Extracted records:
* * * * * * * * *
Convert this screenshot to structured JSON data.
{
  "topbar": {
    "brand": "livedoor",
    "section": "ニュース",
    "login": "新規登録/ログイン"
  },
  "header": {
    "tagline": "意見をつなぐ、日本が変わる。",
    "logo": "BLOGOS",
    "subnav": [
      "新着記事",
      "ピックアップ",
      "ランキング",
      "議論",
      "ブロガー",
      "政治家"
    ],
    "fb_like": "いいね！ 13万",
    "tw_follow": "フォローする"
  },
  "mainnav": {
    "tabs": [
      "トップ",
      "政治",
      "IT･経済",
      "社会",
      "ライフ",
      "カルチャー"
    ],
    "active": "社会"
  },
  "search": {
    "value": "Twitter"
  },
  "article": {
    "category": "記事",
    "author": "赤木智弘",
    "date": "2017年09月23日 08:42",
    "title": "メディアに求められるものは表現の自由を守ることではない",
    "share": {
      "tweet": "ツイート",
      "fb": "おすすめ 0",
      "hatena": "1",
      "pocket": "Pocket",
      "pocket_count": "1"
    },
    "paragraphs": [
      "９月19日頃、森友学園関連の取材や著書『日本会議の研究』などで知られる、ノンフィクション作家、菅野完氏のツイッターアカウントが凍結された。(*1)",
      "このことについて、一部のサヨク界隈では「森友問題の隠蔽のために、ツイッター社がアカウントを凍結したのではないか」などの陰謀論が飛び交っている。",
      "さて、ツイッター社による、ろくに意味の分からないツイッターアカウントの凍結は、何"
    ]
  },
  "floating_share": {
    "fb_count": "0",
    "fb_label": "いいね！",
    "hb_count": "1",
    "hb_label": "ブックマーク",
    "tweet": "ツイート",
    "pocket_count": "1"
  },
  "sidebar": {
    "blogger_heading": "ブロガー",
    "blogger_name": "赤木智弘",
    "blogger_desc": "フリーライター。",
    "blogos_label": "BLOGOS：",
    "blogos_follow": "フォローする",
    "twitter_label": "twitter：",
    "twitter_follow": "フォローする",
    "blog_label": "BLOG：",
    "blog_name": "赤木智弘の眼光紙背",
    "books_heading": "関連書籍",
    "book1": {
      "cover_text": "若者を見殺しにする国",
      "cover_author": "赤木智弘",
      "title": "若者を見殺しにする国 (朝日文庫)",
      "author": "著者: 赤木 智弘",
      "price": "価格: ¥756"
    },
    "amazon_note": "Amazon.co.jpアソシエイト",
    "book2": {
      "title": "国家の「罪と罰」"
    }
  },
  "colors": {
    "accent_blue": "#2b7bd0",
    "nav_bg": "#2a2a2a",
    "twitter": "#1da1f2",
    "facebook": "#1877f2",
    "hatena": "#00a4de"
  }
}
* * * * * * * * *
--- EXERCISE DESCRIPTION ---
Please return the data above exactly as given.

--- ANSWER TO THE PROBLEM ---
Convert this screenshot to structured JSON data.
{
  "topbar": {
    "brand": "livedoor",
    "section": "ニュース",
    "login": "新規登録/ログイン"
  },
  "header": {
    "tagline": "意見をつなぐ、日本が変わる。",
    "logo": "BLOGOS",
    "subnav": [
      "新着記事",
      "ピックアップ",
      "ランキング",
      "議論",
      "ブロガー",
      "政治家"
    ],
    "fb_like": "いいね！ 13万",
    "tw_follow": "フォローする"
  },
  "mainnav": {
    "tabs": [
      "トップ",
      "政治",
      "IT･経済",
      "社会",
      "ライフ",
      "カルチャー"
    ],
    "active": "社会"
  },
  "search": {
    "value": "Twitter"
  },
  "article": {
    "category": "記事",
    "author": "赤木智弘",
    "date": "2017年09月23日 08:42",
    "title": "メディアに求められるものは表現の自由を守ることではない",
    "share": {
      "tweet": "ツイート",
      "fb": "おすすめ 0",
      "hatena": "1",
      "pocket": "Pocket",
      "pocket_count": "1"
    },
    "paragraphs": [
      "９月19日頃、森友学園関連の取材や著書『日本会議の研究』などで知られる、ノンフィクション作家、菅野完氏のツイッターアカウントが凍結された。(*1)",
      "このことについて、一部のサヨク界隈では「森友問題の隠蔽のために、ツイッター社がアカウントを凍結したのではないか」などの陰謀論が飛び交っている。",
      "さて、ツイッター社による、ろくに意味の分からないツイッターアカウントの凍結は、何"
    ]
  },
  "floating_share": {
    "fb_count": "0",
    "fb_label": "いいね！",
    "hb_count": "1",
    "hb_label": "ブックマーク",
    "tweet": "ツイート",
    "pocket_count": "1"
  },
  "sidebar": {
    "blogger_heading": "ブロガー",
    "blogger_name": "赤木智弘",
    "blogger_desc": "フリーライター。",
    "blogos_label": "BLOGOS：",
    "blogos_follow": "フォローする",
    "twitter_label": "twitter：",
    "twitter_follow": "フォローする",
    "blog_label": "BLOG：",
    "blog_name": "赤木智弘の眼光紙背",
    "books_heading": "関連書籍",
    "book1": {
      "cover_text": "若者を見殺しにする国",
      "cover_author": "赤木智弘",
      "title": "若者を見殺しにする国 (朝日文庫)",
      "author": "著者: 赤木 智弘",
      "price": "価格: ¥756"
    },
    "amazon_note": "Amazon.co.jpアソシエイト",
    "book2": {
      "title": "国家の「罪と罰」"
    }
  },
  "colors": {
    "accent_blue": "#2b7bd0",
    "nav_bg": "#2a2a2a",
    "twitter": "#1da1f2",
    "facebook": "#1877f2",
    "hatena": "#00a4de"
  }
}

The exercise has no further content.